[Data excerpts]

============

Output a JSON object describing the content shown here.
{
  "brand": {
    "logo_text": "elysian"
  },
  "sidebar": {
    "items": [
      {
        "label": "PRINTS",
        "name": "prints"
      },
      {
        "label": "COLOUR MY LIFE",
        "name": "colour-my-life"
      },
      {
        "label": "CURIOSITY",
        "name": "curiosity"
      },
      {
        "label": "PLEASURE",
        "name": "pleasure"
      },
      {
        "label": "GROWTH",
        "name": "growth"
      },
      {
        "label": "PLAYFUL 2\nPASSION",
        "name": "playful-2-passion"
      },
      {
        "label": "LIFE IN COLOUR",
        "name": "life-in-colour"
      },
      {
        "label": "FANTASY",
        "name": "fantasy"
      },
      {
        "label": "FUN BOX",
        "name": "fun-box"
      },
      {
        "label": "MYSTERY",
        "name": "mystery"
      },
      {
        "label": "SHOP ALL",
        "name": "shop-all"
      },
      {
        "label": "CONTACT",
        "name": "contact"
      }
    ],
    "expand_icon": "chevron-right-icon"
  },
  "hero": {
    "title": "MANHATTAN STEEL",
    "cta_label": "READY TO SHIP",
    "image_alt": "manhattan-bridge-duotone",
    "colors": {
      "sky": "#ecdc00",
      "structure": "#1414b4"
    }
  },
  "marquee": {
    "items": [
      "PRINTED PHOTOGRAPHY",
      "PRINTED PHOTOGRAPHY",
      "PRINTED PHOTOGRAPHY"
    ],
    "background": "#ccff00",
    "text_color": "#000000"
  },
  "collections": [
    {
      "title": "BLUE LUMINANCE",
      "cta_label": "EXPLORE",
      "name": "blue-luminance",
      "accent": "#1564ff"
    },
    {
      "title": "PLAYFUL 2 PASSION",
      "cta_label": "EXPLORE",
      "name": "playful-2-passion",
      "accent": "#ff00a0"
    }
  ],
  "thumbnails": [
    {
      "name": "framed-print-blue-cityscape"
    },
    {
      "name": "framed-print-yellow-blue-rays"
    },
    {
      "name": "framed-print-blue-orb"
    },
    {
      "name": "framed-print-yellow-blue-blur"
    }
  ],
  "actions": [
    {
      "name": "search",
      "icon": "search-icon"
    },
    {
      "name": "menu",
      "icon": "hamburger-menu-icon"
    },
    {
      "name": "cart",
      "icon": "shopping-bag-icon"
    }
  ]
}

============

Write out all the data again, exactly as it appears.

### The result
Output a JSON object describing the content shown here.
{
  "brand": {
    "logo_text": "elysian"
  },
  "sidebar": {
    "items": [
      {
        "label": "PRINTS",
        "name": "prints"
      },
      {
        "label": "COLOUR MY LIFE",
        "name": "colour-my-life"
      },
      {
        "label": "CURIOSITY",
        "name": "curiosity"
      },
      {
        "label": "PLEASURE",
        "name": "pleasure"
      },
      {
        "label": "GROWTH",
        "name": "growth"
      },
      {
        "label": "PLAYFUL 2\nPASSION",
        "name": "playful-2-passion"
      },
      {
        "label": "LIFE IN COLOUR",
        "name": "life-in-colour"
      },
      {
        "label": "FANTASY",
        "name": "fantasy"
      },
      {
        "label": "FUN BOX",
        "name": "fun-box"
      },
      {
        "label": "MYSTERY",
        "name": "mystery"
      },
      {
        "label": "SHOP ALL",
        "name": "shop-all"
      },
      {
        "label": "CONTACT",
        "name": "contact"
      }
    ],
    "expand_icon": "chevron-right-icon"
  },
  "hero": {
    "title": "MANHATTAN STEEL",
    "cta_label": "READY TO SHIP",
    "image_alt": "manhattan-bridge-duotone",
    "colors": {
      "sky": "#ecdc00",
      "structure": "#1414b4"
    }
  },
  "marquee": {
    "items": [
      "PRINTED PHOTOGRAPHY",
      "PRINTED PHOTOGRAPHY",
      "PRINTED PHOTOGRAPHY"
    ],
    "background": "#ccff00",
    "text_color": "#000000"
  },
  "collections": [
    {
      "title": "BLUE LUMINANCE",
      "cta_label": "EXPLORE",
      "name": "blue-luminance",
      "accent": "#1564ff"
    },
    {
      "title": "PLAYFUL 2 PASSION",
      "cta_label": "EXPLORE",
      "name": "playful-2-passion",
      "accent": "#ff00a0"
    }
  ],
  "thumbnails": [
    {
      "name": "framed-print-blue-cityscape"
    },
    {
      "name": "framed-print-yellow-blue-rays"
    },
    {
      "name": "framed-print-blue-orb"
    },
    {
      "name": "framed-print-yellow-blue-blur"
    }
  ],
  "actions": [
    {
      "name": "search",
      "icon": "search-icon"
    },
    {
      "name": "menu",
      "icon": "hamburger-menu-icon"
    },
    {
      "name": "cart",
      "icon": "shopping-bag-icon"
    }
  ]
}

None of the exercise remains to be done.